** start Provided entries **

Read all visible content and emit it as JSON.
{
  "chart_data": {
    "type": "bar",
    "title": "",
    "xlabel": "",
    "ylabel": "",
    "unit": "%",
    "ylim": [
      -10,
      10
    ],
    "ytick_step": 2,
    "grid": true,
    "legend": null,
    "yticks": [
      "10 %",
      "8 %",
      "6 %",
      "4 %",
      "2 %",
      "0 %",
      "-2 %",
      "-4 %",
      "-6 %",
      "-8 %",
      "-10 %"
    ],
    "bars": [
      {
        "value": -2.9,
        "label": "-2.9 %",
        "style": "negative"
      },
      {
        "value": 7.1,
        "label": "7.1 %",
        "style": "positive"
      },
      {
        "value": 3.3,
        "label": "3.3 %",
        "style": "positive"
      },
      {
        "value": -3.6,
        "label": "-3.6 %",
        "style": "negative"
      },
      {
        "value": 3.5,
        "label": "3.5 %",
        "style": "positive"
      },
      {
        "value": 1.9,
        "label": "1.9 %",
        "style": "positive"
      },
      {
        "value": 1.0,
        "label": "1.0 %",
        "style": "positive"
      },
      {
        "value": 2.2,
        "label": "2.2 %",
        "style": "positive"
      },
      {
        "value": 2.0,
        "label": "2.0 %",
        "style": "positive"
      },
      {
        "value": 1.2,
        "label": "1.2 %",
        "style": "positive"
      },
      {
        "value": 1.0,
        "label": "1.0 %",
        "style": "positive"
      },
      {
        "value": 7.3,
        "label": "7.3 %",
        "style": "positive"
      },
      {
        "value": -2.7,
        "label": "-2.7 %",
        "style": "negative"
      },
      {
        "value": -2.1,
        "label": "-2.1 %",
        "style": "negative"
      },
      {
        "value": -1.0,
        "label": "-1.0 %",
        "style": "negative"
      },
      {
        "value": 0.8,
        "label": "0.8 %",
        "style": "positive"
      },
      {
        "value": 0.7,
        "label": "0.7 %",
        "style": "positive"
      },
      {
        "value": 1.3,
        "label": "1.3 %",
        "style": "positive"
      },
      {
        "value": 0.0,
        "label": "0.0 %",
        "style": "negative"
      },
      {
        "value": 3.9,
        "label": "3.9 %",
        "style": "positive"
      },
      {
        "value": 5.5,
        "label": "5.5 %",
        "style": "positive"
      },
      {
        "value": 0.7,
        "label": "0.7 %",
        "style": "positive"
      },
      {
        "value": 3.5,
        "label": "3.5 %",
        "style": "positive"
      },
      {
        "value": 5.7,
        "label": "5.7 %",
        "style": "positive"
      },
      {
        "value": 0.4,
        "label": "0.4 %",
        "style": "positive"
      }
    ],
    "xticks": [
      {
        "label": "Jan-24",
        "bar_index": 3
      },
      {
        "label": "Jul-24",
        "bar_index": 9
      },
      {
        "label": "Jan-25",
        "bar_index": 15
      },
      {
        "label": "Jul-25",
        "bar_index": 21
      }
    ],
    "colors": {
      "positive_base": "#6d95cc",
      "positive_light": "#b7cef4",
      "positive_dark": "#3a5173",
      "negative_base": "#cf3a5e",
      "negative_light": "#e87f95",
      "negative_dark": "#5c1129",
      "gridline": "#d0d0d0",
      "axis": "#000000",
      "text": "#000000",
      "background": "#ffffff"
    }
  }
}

** end Provided entries **

Exercise goal | Reproduce the listing above verbatim, from first line to last.

Correct result |
Read all visible content and emit it as JSON.
{
  "chart_data": {
    "type": "bar",
    "title": "",
    "xlabel": "",
    "ylabel": "",
    "unit": "%",
    "ylim": [
      -10,
      10
    ],
    "ytick_step": 2,
    "grid": true,
    "legend": null,
    "yticks": [
      "10 %",
      "8 %",
      "6 %",
      "4 %",
      "2 %",
      "0 %",
      "-2 %",
      "-4 %",
      "-6 %",
      "-8 %",
      "-10 %"
    ],
    "bars": [
      {
        "value": -2.9,
        "label": "-2.9 %",
        "style": "negative"
      },
      {
        "value": 7.1,
        "label": "7.1 %",
        "style": "positive"
      },
      {
        "value": 3.3,
        "label": "3.3 %",
        "style": "positive"
      },
      {
        "value": -3.6,
        "label": "-3.6 %",
        "style": "negative"
      },
      {
        "value": 3.5,
        "label": "3.5 %",
        "style": "positive"
      },
      {
        "value": 1.9,
        "label": "1.9 %",
        "style": "positive"
      },
      {
        "value": 1.0,
        "label": "1.0 %",
        "style": "positive"
      },
      {
        "value": 2.2,
        "label": "2.2 %",
        "style": "positive"
      },
      {
        "value": 2.0,
        "label": "2.0 %",
        "style": "positive"
      },
      {
        "value": 1.2,
        "label": "1.2 %",
        "style": "positive"
      },
      {
        "value": 1.0,
        "label": "1.0 %",
        "style": "positive"
      },
      {
        "value": 7.3,
        "label": "7.3 %",
        "style": "positive"
      },
      {
        "value": -2.7,
        "label": "-2.7 %",
        "style": "negative"
      },
      {
        "value": -2.1,
        "label": "-2.1 %",
        "style": "negative"
      },
      {
        "value": -1.0,
        "label": "-1.0 %",
        "style": "negative"
      },
      {
        "value": 0.8,
        "label": "0.8 %",
        "style": "positive"
      },
      {
        "value": 0.7,
        "label": "0.7 %",
        "style": "positive"
      },
      {
        "value": 1.3,
        "label": "1.3 %",
        "style": "positive"
      },
      {
        "value": 0.0,
        "label": "0.0 %",
        "style": "negative"
      },
      {
        "value": 3.9,
        "label": "3.9 %",
        "style": "positive"
      },
      {
        "value": 5.5,
        "label": "5.5 %",
        "style": "positive"
      },
      {
        "value": 0.7,
        "label": "0.7 %",
        "style": "positive"
      },
      {
        "value": 3.5,
        "label": "3.5 %",
        "style": "positive"
      },
      {
        "value": 5.7,
        "label": "5.7 %",
        "style": "positive"
      },
      {
        "value": 0.4,
        "label": "0.4 %",
        "style": "positive"
      }
    ],
    "xticks": [
      {
        "label": "Jan-24",
        "bar_index": 3
      },
      {
        "label": "Jul-24",
        "bar_index": 9
      },
      {
        "label": "Jan-25",
        "bar_index": 15
      },
      {
        "label": "Jul-25",
        "bar_index": 21
      }
    ],
    "colors": {
      "positive_base": "#6d95cc",
      "positive_light": "#b7cef4",
      "positive_dark": "#3a5173",
      "negative_base": "#cf3a5e",
      "negative_light": "#e87f95",
      "negative_dark": "#5c1129",
      "gridline": "#d0d0d0",
      "axis": "#000000",
      "text": "#000000",
      "background": "#ffffff"
    }
  }
}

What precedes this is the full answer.